__Exercise aim__. Skip any picture you find and retype all the remaining lines exactly.

[Dataset items]
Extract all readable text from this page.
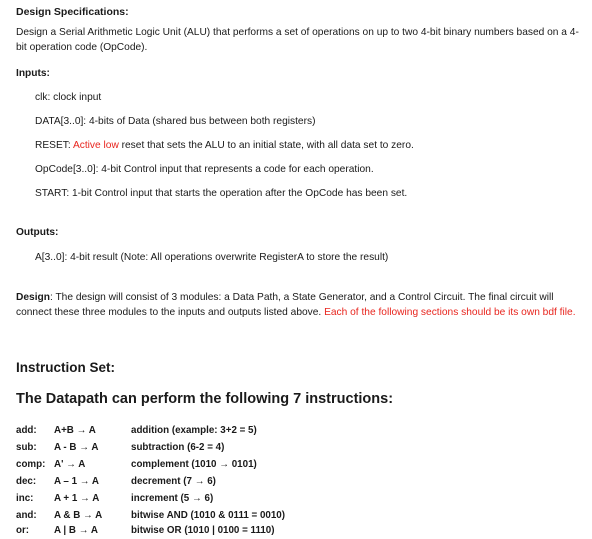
Design Specifications:
Design a Serial Arithmetic Logic Unit (ALU) that performs a set of operations on up to two 4-bit binary numbers based on a 4-bit operation code (OpCode).
Inputs:
clk: clock input
DATA[3..0]: 4-bits of Data (shared bus between both registers)
RESET: Active low reset that sets the ALU to an initial state, with all data set to zero.
OpCode[3..0]: 4-bit Control input that represents a code for each operation.
START: 1-bit Control input that starts the operation after the OpCode has been set.
Outputs:
A[3..0]: 4-bit result (Note: All operations overwrite RegisterA to store the result)
Design: The design will consist of 3 modules: a Data Path, a State Generator, and a Control Circuit. The final circuit will connect these three modules to the inputs and outputs listed above. Each of the following sections should be its own bdf file.
Instruction Set:
The Datapath can perform the following 7 instructions:
add: A+B → A	addition (example: 3+2 = 5)
sub: A - B → A	subtraction (6-2 = 4)
comp: A' → A	complement (1010 → 0101)
dec: A – 1 → A	decrement (7 → 6)
inc: A + 1 → A	increment (5 → 6)
and: A & B → A	bitwise AND (1010 & 0111 = 0010)
or:	A | B → A	bitwise OR (1010 | 0100 = 1110)
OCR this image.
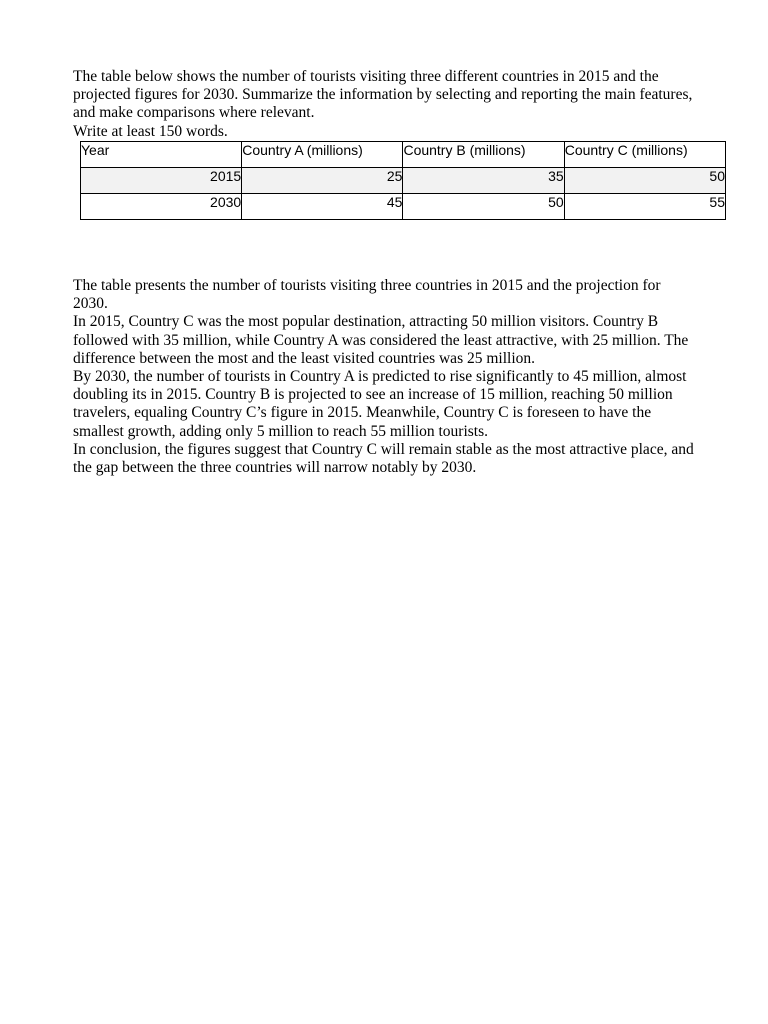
The table below shows the number of tourists visiting three different countries in 2015 and the projected figures for 2030. Summarize the information by selecting and reporting the main features, and make comparisons where relevant.

Write at least 150 words.

Year	Country A (millions)	Country B (millions)	Country C (millions)
2015	25	35	50
2030	45	50	55

The table presents the number of tourists visiting three countries in 2015 and the projection for 2030.

In 2015, Country C was the most popular destination, attracting 50 million visitors. Country B followed with 35 million, while Country A was considered the least attractive, with 25 million. The difference between the most and the least visited countries was 25 million.

By 2030, the number of tourists in Country A is predicted to rise significantly to 45 million, almost doubling its in 2015. Country B is projected to see an increase of 15 million, reaching 50 million travelers, equaling Country C’s figure in 2015. Meanwhile, Country C is foreseen to have the smallest growth, adding only 5 million to reach 55 million tourists.

In conclusion, the figures suggest that Country C will remain stable as the most attractive place, and the gap between the three countries will narrow notably by 2030.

__Reply__.
Extract all readable text from this page.
Design Specifications:
Design a Serial Arithmetic Logic Unit (ALU) that performs a set of operations on up to two 4-bit binary numbers based on a 4-bit operation code (OpCode).
Inputs:
clk: clock input
DATA[3..0]: 4-bits of Data (shared bus between both registers)
RESET: Active low reset that sets the ALU to an initial state, with all data set to zero.
OpCode[3..0]: 4-bit Control input that represents a code for each operation.
START: 1-bit Control input that starts the operation after the OpCode has been set.
Outputs:
A[3..0]: 4-bit result (Note: All operations overwrite RegisterA to store the result)
Design: The design will consist of 3 modules: a Data Path, a State Generator, and a Control Circuit. The final circuit will connect these three modules to the inputs and outputs listed above. Each of the following sections should be its own bdf file.
Instruction Set:
The Datapath can perform the following 7 instructions:
add: A+B → A	addition (example: 3+2 = 5)
sub: A - B → A	subtraction (6-2 = 4)
comp: A' → A	complement (1010 → 0101)
dec: A – 1 → A	decrement (7 → 6)
inc: A + 1 → A	increment (5 → 6)
and: A & B → A	bitwise AND (1010 & 0111 = 0010)
or:	A | B → A	bitwise OR (1010 | 0100 = 1110)
OCR this image.
The table below shows the number of tourists visiting three different countries in 2015 and the projected figures for 2030. Summarize the information by selecting and reporting the main features, and make comparisons where relevant.

Write at least 150 words.

Year	Country A (millions)	Country B (millions)	Country C (millions)
2015	25	35	50
2030	45	50	55

The table presents the number of tourists visiting three countries in 2015 and the projection for 2030.

In 2015, Country C was the most popular destination, attracting 50 million visitors. Country B followed with 35 million, while Country A was considered the least attractive, with 25 million. The difference between the most and the least visited countries was 25 million.

By 2030, the number of tourists in Country A is predicted to rise significantly to 45 million, almost doubling its in 2015. Country B is projected to see an increase of 15 million, reaching 50 million travelers, equaling Country C’s figure in 2015. Meanwhile, Country C is foreseen to have the smallest growth, adding only 5 million to reach 55 million tourists.

In conclusion, the figures suggest that Country C will remain stable as the most attractive place, and the gap between the three countries will narrow notably by 2030.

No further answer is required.